* _Extract provided_
..........

ABSTRACT

Chapter 1 introduces the sites that spark feminist ideas among pioneering women in the early 1900s and shape the making of the emancipation era. It identifies the historical significance of efforts made by pioneering women who promoted emancipation through physical revolution and cultural education. Physical revolution was attributed to a resistance movement by pioneering women who resisted Dutch colonialism, as exemplified by Marta Christina Tiahahu of the Moluccas (d. 1818), Tjut Njak Dien of Aceh (d. 1908), and Tjut Njak Meutia of Aceh (d. 1910). Likewise, the importance of cultural education was a common concern among pioneering educators, such as Raden Adjeng Kartini (1879–1905), Dewi Sartika (1884–1947), and Rahmah El-Joenesijjah (1900–1969). These pioneering women promoted emancipation and progress for women through education within the contexts of colonialism. I use education as one of the sites for women’s emancipation to show the commonality between Indonesian and Western feminism at its early formation. Along with education, I also cite nationalism and Islamic reform as sites for the pursuit of emancipation, not only for individual men and women, but also for the nation. The inclusion of women in nationalist projects, especially within Islamic reform movements such as Aisyiyah (19l7) of Muhammadiyah, Persatuan Islam Istri (Persistri, 1936) of Persatuan Islam (Persis), and Muslimat of Nahdlatul Ulama (NU, l946) undergirds the rediscovery of Islam as a source of progress for Muslim communities. The resignification of Islam as a source of progress linked Islamic reform movements in Indonesia to those in the Middle East. Equally important to mention is the linkage of women’s promotion of emancipation through education in Indonesia to Western feminism. I point to the examples of Raden Adjeng Kartini (1879–1905) and Maria Ullfah (1911–1988) to demonstrate the connectivity of the local and global nexus in women’s movements as well as the changes in women’s access to education. The confluence of efforts made by pioneering women, Islamic reform’s inclusion of women in nationalist projects, and their connectivity to international women’s movements underlies the epistemological formulation of the changing relationship between Islam and feminism. The emerging relationship between Islam and feminism makes up the emancipation era.

..........

* _Listed records_
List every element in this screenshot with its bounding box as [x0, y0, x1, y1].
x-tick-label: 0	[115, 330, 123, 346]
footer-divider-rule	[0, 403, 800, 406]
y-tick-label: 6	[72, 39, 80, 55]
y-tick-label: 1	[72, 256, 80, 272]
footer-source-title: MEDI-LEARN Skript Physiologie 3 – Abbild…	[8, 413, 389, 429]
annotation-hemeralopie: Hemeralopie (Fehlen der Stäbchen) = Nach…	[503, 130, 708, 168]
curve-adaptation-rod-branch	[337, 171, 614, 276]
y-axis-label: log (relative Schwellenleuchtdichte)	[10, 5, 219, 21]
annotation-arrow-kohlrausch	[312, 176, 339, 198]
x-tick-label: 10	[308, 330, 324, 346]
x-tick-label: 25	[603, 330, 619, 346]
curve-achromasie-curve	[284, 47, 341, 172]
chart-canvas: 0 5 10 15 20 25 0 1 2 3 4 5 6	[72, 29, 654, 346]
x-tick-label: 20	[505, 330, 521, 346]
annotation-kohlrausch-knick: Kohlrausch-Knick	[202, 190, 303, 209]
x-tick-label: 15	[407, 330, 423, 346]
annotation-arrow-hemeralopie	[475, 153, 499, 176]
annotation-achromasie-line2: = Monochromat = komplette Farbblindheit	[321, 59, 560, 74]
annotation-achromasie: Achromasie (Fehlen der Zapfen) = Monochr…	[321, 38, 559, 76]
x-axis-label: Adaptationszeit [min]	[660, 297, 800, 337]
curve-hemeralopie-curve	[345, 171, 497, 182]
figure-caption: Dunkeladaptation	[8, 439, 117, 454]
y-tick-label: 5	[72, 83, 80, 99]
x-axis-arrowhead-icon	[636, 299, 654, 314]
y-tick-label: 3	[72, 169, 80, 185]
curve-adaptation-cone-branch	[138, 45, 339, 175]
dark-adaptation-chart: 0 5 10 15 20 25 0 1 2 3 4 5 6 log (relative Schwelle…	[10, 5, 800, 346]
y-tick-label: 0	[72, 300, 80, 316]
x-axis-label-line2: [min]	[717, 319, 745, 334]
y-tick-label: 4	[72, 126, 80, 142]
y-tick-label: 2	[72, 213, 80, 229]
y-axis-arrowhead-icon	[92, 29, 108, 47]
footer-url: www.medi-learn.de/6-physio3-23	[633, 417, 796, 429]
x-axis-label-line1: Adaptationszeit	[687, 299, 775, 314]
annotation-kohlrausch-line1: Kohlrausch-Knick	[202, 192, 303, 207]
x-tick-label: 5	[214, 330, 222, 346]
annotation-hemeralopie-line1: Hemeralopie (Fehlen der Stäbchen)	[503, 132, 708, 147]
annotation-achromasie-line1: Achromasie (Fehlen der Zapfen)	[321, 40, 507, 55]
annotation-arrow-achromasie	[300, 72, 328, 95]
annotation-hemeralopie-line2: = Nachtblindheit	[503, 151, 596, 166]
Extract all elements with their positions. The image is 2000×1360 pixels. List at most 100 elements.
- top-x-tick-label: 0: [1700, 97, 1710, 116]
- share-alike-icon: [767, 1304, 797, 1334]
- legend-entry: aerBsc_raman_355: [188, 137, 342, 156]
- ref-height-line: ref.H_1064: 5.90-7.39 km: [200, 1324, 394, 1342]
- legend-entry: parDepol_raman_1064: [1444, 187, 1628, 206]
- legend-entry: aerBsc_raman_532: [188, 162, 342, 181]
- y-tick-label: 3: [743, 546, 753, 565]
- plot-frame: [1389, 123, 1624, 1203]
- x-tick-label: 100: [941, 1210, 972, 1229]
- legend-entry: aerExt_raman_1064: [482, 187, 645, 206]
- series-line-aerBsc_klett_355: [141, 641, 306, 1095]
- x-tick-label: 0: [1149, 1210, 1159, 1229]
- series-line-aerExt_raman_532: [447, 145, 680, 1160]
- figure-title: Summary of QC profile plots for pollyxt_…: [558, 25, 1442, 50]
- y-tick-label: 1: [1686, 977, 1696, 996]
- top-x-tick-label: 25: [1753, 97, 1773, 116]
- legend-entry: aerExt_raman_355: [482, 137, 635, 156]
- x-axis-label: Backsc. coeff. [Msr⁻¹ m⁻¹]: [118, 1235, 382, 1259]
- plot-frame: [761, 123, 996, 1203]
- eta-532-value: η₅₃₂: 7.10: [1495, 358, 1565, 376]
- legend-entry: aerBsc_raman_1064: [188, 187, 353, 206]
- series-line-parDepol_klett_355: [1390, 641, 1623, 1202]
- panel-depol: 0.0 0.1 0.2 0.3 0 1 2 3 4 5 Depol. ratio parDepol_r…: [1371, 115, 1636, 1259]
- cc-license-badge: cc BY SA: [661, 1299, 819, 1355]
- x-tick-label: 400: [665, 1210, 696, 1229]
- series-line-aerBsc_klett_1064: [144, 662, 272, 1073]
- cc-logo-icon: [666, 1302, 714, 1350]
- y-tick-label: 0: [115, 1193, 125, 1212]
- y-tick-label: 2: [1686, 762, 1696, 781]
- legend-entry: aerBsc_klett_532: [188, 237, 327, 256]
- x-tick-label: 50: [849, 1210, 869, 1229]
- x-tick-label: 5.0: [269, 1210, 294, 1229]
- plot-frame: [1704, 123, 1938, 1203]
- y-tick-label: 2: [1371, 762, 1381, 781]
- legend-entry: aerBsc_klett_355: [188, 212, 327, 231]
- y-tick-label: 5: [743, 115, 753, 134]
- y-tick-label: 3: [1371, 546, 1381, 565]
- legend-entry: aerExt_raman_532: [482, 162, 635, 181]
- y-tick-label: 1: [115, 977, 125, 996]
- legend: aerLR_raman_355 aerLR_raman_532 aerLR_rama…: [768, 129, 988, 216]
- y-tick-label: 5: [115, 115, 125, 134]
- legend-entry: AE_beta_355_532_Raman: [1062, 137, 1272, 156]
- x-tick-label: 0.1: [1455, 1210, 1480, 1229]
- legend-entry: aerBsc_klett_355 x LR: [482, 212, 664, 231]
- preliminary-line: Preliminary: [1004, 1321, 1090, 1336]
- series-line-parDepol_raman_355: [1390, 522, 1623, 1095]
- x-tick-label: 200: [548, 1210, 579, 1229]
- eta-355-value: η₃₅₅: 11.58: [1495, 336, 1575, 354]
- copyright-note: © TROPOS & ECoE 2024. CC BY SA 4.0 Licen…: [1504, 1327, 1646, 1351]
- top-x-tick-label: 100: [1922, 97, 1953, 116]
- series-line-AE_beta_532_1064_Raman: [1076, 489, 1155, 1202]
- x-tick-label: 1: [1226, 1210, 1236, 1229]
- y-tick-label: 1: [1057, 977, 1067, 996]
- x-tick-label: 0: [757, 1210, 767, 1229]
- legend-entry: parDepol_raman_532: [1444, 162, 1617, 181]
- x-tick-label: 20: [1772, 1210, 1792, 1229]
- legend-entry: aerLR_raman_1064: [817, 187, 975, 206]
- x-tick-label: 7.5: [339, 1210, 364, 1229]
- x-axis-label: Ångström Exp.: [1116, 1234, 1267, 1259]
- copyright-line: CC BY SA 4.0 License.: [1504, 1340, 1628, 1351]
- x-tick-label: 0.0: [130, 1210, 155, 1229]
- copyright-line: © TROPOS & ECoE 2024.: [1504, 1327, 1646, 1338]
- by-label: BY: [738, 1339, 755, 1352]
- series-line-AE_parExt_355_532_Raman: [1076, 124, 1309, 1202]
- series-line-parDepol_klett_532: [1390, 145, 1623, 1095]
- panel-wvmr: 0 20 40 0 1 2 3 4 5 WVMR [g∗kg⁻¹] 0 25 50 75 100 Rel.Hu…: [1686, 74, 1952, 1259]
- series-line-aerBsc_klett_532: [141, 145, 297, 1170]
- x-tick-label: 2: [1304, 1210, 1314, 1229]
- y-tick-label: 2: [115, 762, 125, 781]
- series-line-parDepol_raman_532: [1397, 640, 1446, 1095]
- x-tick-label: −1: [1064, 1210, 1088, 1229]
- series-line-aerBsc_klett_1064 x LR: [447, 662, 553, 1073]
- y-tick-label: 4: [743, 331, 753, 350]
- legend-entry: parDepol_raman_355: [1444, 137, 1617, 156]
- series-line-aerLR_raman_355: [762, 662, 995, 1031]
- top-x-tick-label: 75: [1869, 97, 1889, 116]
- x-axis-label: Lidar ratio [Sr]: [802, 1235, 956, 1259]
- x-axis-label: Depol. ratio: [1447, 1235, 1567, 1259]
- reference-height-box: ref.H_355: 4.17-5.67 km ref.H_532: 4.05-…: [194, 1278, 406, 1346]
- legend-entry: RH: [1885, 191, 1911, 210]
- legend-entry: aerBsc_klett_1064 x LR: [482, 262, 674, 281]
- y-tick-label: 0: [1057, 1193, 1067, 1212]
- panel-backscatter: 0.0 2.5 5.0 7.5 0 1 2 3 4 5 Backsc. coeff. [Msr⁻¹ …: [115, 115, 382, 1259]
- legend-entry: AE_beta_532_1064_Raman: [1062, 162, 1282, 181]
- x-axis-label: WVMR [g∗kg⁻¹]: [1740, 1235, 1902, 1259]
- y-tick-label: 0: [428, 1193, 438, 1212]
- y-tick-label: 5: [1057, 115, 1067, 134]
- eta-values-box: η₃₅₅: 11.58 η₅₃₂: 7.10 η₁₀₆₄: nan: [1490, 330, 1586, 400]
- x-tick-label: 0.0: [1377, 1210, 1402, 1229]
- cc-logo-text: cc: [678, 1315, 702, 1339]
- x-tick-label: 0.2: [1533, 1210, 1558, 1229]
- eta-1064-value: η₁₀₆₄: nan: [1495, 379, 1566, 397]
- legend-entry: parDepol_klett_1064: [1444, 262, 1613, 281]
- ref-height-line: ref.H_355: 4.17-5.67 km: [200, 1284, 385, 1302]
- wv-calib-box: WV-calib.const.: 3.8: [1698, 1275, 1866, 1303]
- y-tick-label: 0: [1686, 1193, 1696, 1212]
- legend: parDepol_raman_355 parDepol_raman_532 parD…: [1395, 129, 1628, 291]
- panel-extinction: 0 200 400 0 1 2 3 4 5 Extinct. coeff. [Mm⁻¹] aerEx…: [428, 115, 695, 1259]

..........

* _Instructions to follow_
Copy out the entire abstract on women's emancipation in early twentieth-century Indonesia word for word. The records were taken from a separate source.

* _Result_
ABSTRACT

Chapter 1 introduces the sites that spark feminist ideas among pioneering women in the early 1900s and shape the making of the emancipation era. It identifies the historical significance of efforts made by pioneering women who promoted emancipation through physical revolution and cultural education. Physical revolution was attributed to a resistance movement by pioneering women who resisted Dutch colonialism, as exemplified by Marta Christina Tiahahu of the Moluccas (d. 1818), Tjut Njak Dien of Aceh (d. 1908), and Tjut Njak Meutia of Aceh (d. 1910). Likewise, the importance of cultural education was a common concern among pioneering educators, such as Raden Adjeng Kartini (1879–1905), Dewi Sartika (1884–1947), and Rahmah El-Joenesijjah (1900–1969). These pioneering women promoted emancipation and progress for women through education within the contexts of colonialism. I use education as one of the sites for women’s emancipation to show the commonality between Indonesian and Western feminism at its early formation. Along with education, I also cite nationalism and Islamic reform as sites for the pursuit of emancipation, not only for individual men and women, but also for the nation. The inclusion of women in nationalist projects, especially within Islamic reform movements such as Aisyiyah (19l7) of Muhammadiyah, Persatuan Islam Istri (Persistri, 1936) of Persatuan Islam (Persis), and Muslimat of Nahdlatul Ulama (NU, l946) undergirds the rediscovery of Islam as a source of progress for Muslim communities. The resignification of Islam as a source of progress linked Islamic reform movements in Indonesia to those in the Middle East. Equally important to mention is the linkage of women’s promotion of emancipation through education in Indonesia to Western feminism. I point to the examples of Raden Adjeng Kartini (1879–1905) and Maria Ullfah (1911–1988) to demonstrate the connectivity of the local and global nexus in women’s movements as well as the changes in women’s access to education. The confluence of efforts made by pioneering women, Islamic reform’s inclusion of women in nationalist projects, and their connectivity to international women’s movements underlies the epistemological formulation of the changing relationship between Islam and feminism. The emerging relationship between Islam and feminism makes up the emancipation era.